+++ Data excerpts

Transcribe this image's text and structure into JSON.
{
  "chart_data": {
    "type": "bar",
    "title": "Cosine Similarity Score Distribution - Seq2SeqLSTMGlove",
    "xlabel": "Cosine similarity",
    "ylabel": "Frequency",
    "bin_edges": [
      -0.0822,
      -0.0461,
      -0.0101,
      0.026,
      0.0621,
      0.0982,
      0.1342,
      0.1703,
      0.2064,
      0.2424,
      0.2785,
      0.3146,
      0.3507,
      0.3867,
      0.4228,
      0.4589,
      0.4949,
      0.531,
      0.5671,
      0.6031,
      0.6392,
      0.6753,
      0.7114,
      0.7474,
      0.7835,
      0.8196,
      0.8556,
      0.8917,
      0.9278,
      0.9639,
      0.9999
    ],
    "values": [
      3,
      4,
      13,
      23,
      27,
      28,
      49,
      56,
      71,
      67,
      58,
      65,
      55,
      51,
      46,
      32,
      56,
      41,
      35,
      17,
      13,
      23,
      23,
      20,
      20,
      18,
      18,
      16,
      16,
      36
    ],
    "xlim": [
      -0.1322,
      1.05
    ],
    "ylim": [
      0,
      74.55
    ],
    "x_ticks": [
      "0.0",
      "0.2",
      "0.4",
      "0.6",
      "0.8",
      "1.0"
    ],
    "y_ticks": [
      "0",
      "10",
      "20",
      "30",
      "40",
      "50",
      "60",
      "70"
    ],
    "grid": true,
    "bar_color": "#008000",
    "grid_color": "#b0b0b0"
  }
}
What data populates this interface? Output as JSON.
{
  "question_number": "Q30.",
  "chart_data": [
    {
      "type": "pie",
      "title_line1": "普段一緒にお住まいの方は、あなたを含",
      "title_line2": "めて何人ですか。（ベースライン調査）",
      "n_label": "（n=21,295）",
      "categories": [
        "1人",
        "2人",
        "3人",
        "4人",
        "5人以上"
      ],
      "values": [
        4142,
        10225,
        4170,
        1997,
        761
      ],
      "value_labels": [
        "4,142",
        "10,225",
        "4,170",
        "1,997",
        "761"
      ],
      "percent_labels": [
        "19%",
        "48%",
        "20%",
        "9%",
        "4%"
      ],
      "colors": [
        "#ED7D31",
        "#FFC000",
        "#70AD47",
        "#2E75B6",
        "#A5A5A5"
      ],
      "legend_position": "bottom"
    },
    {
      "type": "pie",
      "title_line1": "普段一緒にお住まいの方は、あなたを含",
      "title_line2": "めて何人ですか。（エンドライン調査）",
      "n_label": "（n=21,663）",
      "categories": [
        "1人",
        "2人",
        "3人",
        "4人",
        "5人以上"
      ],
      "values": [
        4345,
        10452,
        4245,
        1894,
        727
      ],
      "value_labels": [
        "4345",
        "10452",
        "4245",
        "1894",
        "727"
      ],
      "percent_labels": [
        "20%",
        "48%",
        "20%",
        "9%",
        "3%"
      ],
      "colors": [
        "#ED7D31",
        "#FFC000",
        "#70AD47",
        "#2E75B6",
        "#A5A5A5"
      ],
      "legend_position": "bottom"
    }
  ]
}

++++++

Requirement
Output each record exactly, leaving nothing out.

Result of this task
Transcribe this image's text and structure into JSON.
{
  "chart_data": {
    "type": "bar",
    "title": "Cosine Similarity Score Distribution - Seq2SeqLSTMGlove",
    "xlabel": "Cosine similarity",
    "ylabel": "Frequency",
    "bin_edges": [
      -0.0822,
      -0.0461,
      -0.0101,
      0.026,
      0.0621,
      0.0982,
      0.1342,
      0.1703,
      0.2064,
      0.2424,
      0.2785,
      0.3146,
      0.3507,
      0.3867,
      0.4228,
      0.4589,
      0.4949,
      0.531,
      0.5671,
      0.6031,
      0.6392,
      0.6753,
      0.7114,
      0.7474,
      0.7835,
      0.8196,
      0.8556,
      0.8917,
      0.9278,
      0.9639,
      0.9999
    ],
    "values": [
      3,
      4,
      13,
      23,
      27,
      28,
      49,
      56,
      71,
      67,
      58,
      65,
      55,
      51,
      46,
      32,
      56,
      41,
      35,
      17,
      13,
      23,
      23,
      20,
      20,
      18,
      18,
      16,
      16,
      36
    ],
    "xlim": [
      -0.1322,
      1.05
    ],
    "ylim": [
      0,
      74.55
    ],
    "x_ticks": [
      "0.0",
      "0.2",
      "0.4",
      "0.6",
      "0.8",
      "1.0"
    ],
    "y_ticks": [
      "0",
      "10",
      "20",
      "30",
      "40",
      "50",
      "60",
      "70"
    ],
    "grid": true,
    "bar_color": "#008000",
    "grid_color": "#b0b0b0"
  }
}
What data populates this interface? Output as JSON.
{
  "question_number": "Q30.",
  "chart_data": [
    {
      "type": "pie",
      "title_line1": "普段一緒にお住まいの方は、あなたを含",
      "title_line2": "めて何人ですか。（ベースライン調査）",
      "n_label": "（n=21,295）",
      "categories": [
        "1人",
        "2人",
        "3人",
        "4人",
        "5人以上"
      ],
      "values": [
        4142,
        10225,
        4170,
        1997,
        761
      ],
      "value_labels": [
        "4,142",
        "10,225",
        "4,170",
        "1,997",
        "761"
      ],
      "percent_labels": [
        "19%",
        "48%",
        "20%",
        "9%",
        "4%"
      ],
      "colors": [
        "#ED7D31",
        "#FFC000",
        "#70AD47",
        "#2E75B6",
        "#A5A5A5"
      ],
      "legend_position": "bottom"
    },
    {
      "type": "pie",
      "title_line1": "普段一緒にお住まいの方は、あなたを含",
      "title_line2": "めて何人ですか。（エンドライン調査）",
      "n_label": "（n=21,663）",
      "categories": [
        "1人",
        "2人",
        "3人",
        "4人",
        "5人以上"
      ],
      "values": [
        4345,
        10452,
        4245,
        1894,
        727
      ],
      "value_labels": [
        "4345",
        "10452",
        "4245",
        "1894",
        "727"
      ],
      "percent_labels": [
        "20%",
        "48%",
        "20%",
        "9%",
        "3%"
      ],
      "colors": [
        "#ED7D31",
        "#FFC000",
        "#70AD47",
        "#2E75B6",
        "#A5A5A5"
      ],
      "legend_position": "bottom"
    }
  ]
}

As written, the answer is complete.